# Required work:
Reproduce every record below exactly as it appears.

(Entries from a dataset)

________

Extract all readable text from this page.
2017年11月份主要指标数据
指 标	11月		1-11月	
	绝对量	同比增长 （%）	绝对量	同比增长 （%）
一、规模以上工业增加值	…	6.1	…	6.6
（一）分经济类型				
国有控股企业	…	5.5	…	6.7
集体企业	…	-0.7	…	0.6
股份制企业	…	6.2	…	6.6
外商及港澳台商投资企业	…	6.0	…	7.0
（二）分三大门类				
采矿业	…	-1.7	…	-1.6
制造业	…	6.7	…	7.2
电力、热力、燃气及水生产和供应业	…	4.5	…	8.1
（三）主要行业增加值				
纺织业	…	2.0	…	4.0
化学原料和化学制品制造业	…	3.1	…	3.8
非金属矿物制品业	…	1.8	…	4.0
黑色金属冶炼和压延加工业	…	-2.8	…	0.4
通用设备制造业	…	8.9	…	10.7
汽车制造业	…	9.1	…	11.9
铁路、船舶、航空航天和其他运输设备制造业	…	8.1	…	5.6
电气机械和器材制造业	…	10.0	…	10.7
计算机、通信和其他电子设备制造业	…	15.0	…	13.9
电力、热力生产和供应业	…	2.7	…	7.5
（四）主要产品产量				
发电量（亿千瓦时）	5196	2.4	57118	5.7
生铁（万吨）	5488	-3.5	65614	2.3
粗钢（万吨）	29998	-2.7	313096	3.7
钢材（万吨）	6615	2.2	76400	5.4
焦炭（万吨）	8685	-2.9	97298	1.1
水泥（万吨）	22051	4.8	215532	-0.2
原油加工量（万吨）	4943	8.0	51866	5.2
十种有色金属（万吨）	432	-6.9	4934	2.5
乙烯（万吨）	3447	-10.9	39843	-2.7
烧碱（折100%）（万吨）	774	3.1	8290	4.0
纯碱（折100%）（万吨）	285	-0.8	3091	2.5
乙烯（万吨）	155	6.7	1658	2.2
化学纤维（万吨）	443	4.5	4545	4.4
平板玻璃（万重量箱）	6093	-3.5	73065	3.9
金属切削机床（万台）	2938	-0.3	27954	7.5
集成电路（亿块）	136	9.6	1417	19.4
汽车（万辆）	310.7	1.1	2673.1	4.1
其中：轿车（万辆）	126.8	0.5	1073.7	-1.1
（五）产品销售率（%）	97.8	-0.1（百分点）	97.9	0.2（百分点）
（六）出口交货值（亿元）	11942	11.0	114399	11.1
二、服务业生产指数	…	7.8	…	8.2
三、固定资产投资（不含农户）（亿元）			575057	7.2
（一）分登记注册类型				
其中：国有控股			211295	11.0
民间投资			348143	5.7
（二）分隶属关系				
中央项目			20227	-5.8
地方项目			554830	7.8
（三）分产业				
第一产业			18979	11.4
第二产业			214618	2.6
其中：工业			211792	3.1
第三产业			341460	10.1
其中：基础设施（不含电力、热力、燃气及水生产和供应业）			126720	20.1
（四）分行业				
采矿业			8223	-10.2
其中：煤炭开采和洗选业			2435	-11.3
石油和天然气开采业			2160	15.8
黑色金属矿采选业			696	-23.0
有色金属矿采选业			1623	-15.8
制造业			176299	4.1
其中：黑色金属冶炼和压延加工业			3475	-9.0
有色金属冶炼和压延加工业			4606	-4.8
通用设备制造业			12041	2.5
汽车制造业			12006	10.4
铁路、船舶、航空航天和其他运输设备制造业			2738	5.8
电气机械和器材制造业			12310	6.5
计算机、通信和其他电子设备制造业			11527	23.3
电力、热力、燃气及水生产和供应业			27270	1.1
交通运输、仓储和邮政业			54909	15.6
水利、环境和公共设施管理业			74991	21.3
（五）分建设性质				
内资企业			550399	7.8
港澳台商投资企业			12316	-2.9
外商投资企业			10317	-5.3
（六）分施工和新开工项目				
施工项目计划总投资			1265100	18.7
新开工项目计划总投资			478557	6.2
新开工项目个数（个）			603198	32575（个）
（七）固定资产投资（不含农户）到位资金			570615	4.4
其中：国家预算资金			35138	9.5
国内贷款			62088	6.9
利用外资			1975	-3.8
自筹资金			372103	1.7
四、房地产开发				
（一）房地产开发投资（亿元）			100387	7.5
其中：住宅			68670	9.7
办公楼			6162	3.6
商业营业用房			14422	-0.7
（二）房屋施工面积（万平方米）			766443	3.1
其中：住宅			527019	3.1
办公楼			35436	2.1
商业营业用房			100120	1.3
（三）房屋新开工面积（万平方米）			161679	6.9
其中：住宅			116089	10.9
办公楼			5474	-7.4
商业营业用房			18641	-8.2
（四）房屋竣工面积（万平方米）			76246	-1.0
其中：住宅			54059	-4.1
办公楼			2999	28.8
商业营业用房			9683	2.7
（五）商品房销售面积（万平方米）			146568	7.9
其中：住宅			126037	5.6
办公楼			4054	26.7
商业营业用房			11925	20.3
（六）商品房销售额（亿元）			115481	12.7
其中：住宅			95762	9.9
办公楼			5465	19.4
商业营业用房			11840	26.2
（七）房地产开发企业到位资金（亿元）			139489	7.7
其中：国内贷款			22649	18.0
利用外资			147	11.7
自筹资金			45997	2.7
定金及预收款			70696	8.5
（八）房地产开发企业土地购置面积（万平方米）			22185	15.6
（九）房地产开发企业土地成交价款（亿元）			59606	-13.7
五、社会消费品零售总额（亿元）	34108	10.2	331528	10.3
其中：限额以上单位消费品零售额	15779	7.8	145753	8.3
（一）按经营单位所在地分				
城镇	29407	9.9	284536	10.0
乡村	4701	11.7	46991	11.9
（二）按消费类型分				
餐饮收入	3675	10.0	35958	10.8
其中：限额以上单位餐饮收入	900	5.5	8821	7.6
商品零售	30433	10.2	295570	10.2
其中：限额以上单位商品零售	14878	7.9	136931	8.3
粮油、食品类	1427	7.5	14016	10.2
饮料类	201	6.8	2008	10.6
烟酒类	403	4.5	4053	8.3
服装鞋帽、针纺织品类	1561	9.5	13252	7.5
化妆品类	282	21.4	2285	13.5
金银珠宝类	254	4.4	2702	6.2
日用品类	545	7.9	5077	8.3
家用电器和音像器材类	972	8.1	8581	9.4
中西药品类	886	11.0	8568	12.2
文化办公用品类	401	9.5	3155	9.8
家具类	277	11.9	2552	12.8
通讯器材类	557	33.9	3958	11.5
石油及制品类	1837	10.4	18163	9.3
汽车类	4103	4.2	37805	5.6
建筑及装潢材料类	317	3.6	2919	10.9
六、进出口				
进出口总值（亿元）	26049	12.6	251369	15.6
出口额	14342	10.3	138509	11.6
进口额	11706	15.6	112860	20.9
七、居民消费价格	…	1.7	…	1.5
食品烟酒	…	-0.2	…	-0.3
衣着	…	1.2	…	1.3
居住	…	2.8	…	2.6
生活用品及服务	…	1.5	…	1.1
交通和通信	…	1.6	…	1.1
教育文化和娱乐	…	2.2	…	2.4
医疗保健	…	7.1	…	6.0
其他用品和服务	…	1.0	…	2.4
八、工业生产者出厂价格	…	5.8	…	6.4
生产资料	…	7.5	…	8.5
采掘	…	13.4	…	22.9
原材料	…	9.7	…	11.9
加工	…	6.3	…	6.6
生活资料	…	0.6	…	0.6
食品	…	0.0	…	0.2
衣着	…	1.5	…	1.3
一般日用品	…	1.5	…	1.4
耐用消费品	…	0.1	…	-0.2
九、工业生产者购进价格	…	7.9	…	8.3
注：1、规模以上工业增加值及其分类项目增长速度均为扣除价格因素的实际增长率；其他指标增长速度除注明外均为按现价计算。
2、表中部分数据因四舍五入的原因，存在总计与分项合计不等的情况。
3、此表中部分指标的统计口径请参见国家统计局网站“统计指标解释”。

________

# Response:
Extract all readable text from this page.
2017年11月份主要指标数据
指 标	11月		1-11月	
	绝对量	同比增长 （%）	绝对量	同比增长 （%）
一、规模以上工业增加值	…	6.1	…	6.6
（一）分经济类型				
国有控股企业	…	5.5	…	6.7
集体企业	…	-0.7	…	0.6
股份制企业	…	6.2	…	6.6
外商及港澳台商投资企业	…	6.0	…	7.0
（二）分三大门类				
采矿业	…	-1.7	…	-1.6
制造业	…	6.7	…	7.2
电力、热力、燃气及水生产和供应业	…	4.5	…	8.1
（三）主要行业增加值				
纺织业	…	2.0	…	4.0
化学原料和化学制品制造业	…	3.1	…	3.8
非金属矿物制品业	…	1.8	…	4.0
黑色金属冶炼和压延加工业	…	-2.8	…	0.4
通用设备制造业	…	8.9	…	10.7
汽车制造业	…	9.1	…	11.9
铁路、船舶、航空航天和其他运输设备制造业	…	8.1	…	5.6
电气机械和器材制造业	…	10.0	…	10.7
计算机、通信和其他电子设备制造业	…	15.0	…	13.9
电力、热力生产和供应业	…	2.7	…	7.5
（四）主要产品产量				
发电量（亿千瓦时）	5196	2.4	57118	5.7
生铁（万吨）	5488	-3.5	65614	2.3
粗钢（万吨）	29998	-2.7	313096	3.7
钢材（万吨）	6615	2.2	76400	5.4
焦炭（万吨）	8685	-2.9	97298	1.1
水泥（万吨）	22051	4.8	215532	-0.2
原油加工量（万吨）	4943	8.0	51866	5.2
十种有色金属（万吨）	432	-6.9	4934	2.5
乙烯（万吨）	3447	-10.9	39843	-2.7
烧碱（折100%）（万吨）	774	3.1	8290	4.0
纯碱（折100%）（万吨）	285	-0.8	3091	2.5
乙烯（万吨）	155	6.7	1658	2.2
化学纤维（万吨）	443	4.5	4545	4.4
平板玻璃（万重量箱）	6093	-3.5	73065	3.9
金属切削机床（万台）	2938	-0.3	27954	7.5
集成电路（亿块）	136	9.6	1417	19.4
汽车（万辆）	310.7	1.1	2673.1	4.1
其中：轿车（万辆）	126.8	0.5	1073.7	-1.1
（五）产品销售率（%）	97.8	-0.1（百分点）	97.9	0.2（百分点）
（六）出口交货值（亿元）	11942	11.0	114399	11.1
二、服务业生产指数	…	7.8	…	8.2
三、固定资产投资（不含农户）（亿元）			575057	7.2
（一）分登记注册类型				
其中：国有控股			211295	11.0
民间投资			348143	5.7
（二）分隶属关系				
中央项目			20227	-5.8
地方项目			554830	7.8
（三）分产业				
第一产业			18979	11.4
第二产业			214618	2.6
其中：工业			211792	3.1
第三产业			341460	10.1
其中：基础设施（不含电力、热力、燃气及水生产和供应业）			126720	20.1
（四）分行业				
采矿业			8223	-10.2
其中：煤炭开采和洗选业			2435	-11.3
石油和天然气开采业			2160	15.8
黑色金属矿采选业			696	-23.0
有色金属矿采选业			1623	-15.8
制造业			176299	4.1
其中：黑色金属冶炼和压延加工业			3475	-9.0
有色金属冶炼和压延加工业			4606	-4.8
通用设备制造业			12041	2.5
汽车制造业			12006	10.4
铁路、船舶、航空航天和其他运输设备制造业			2738	5.8
电气机械和器材制造业			12310	6.5
计算机、通信和其他电子设备制造业			11527	23.3
电力、热力、燃气及水生产和供应业			27270	1.1
交通运输、仓储和邮政业			54909	15.6
水利、环境和公共设施管理业			74991	21.3
（五）分建设性质				
内资企业			550399	7.8
港澳台商投资企业			12316	-2.9
外商投资企业			10317	-5.3
（六）分施工和新开工项目				
施工项目计划总投资			1265100	18.7
新开工项目计划总投资			478557	6.2
新开工项目个数（个）			603198	32575（个）
（七）固定资产投资（不含农户）到位资金			570615	4.4
其中：国家预算资金			35138	9.5
国内贷款			62088	6.9
利用外资			1975	-3.8
自筹资金			372103	1.7
四、房地产开发				
（一）房地产开发投资（亿元）			100387	7.5
其中：住宅			68670	9.7
办公楼			6162	3.6
商业营业用房			14422	-0.7
（二）房屋施工面积（万平方米）			766443	3.1
其中：住宅			527019	3.1
办公楼			35436	2.1
商业营业用房			100120	1.3
（三）房屋新开工面积（万平方米）			161679	6.9
其中：住宅			116089	10.9
办公楼			5474	-7.4
商业营业用房			18641	-8.2
（四）房屋竣工面积（万平方米）			76246	-1.0
其中：住宅			54059	-4.1
办公楼			2999	28.8
商业营业用房			9683	2.7
（五）商品房销售面积（万平方米）			146568	7.9
其中：住宅			126037	5.6
办公楼			4054	26.7
商业营业用房			11925	20.3
（六）商品房销售额（亿元）			115481	12.7
其中：住宅			95762	9.9
办公楼			5465	19.4
商业营业用房			11840	26.2
（七）房地产开发企业到位资金（亿元）			139489	7.7
其中：国内贷款			22649	18.0
利用外资			147	11.7
自筹资金			45997	2.7
定金及预收款			70696	8.5
（八）房地产开发企业土地购置面积（万平方米）			22185	15.6
（九）房地产开发企业土地成交价款（亿元）			59606	-13.7
五、社会消费品零售总额（亿元）	34108	10.2	331528	10.3
其中：限额以上单位消费品零售额	15779	7.8	145753	8.3
（一）按经营单位所在地分				
城镇	29407	9.9	284536	10.0
乡村	4701	11.7	46991	11.9
（二）按消费类型分				
餐饮收入	3675	10.0	35958	10.8
其中：限额以上单位餐饮收入	900	5.5	8821	7.6
商品零售	30433	10.2	295570	10.2
其中：限额以上单位商品零售	14878	7.9	136931	8.3
粮油、食品类	1427	7.5	14016	10.2
饮料类	201	6.8	2008	10.6
烟酒类	403	4.5	4053	8.3
服装鞋帽、针纺织品类	1561	9.5	13252	7.5
化妆品类	282	21.4	2285	13.5
金银珠宝类	254	4.4	2702	6.2
日用品类	545	7.9	5077	8.3
家用电器和音像器材类	972	8.1	8581	9.4
中西药品类	886	11.0	8568	12.2
文化办公用品类	401	9.5	3155	9.8
家具类	277	11.9	2552	12.8
通讯器材类	557	33.9	3958	11.5
石油及制品类	1837	10.4	18163	9.3
汽车类	4103	4.2	37805	5.6
建筑及装潢材料类	317	3.6	2919	10.9
六、进出口				
进出口总值（亿元）	26049	12.6	251369	15.6
出口额	14342	10.3	138509	11.6
进口额	11706	15.6	112860	20.9
七、居民消费价格	…	1.7	…	1.5
食品烟酒	…	-0.2	…	-0.3
衣着	…	1.2	…	1.3
居住	…	2.8	…	2.6
生活用品及服务	…	1.5	…	1.1
交通和通信	…	1.6	…	1.1
教育文化和娱乐	…	2.2	…	2.4
医疗保健	…	7.1	…	6.0
其他用品和服务	…	1.0	…	2.4
八、工业生产者出厂价格	…	5.8	…	6.4
生产资料	…	7.5	…	8.5
采掘	…	13.4	…	22.9
原材料	…	9.7	…	11.9
加工	…	6.3	…	6.6
生活资料	…	0.6	…	0.6
食品	…	0.0	…	0.2
衣着	…	1.5	…	1.3
一般日用品	…	1.5	…	1.4
耐用消费品	…	0.1	…	-0.2
九、工业生产者购进价格	…	7.9	…	8.3
注：1、规模以上工业增加值及其分类项目增长速度均为扣除价格因素的实际增长率；其他指标增长速度除注明外均为按现价计算。
2、表中部分数据因四舍五入的原因，存在总计与分项合计不等的情况。
3、此表中部分指标的统计口径请参见国家统计局网站“统计指标解释”。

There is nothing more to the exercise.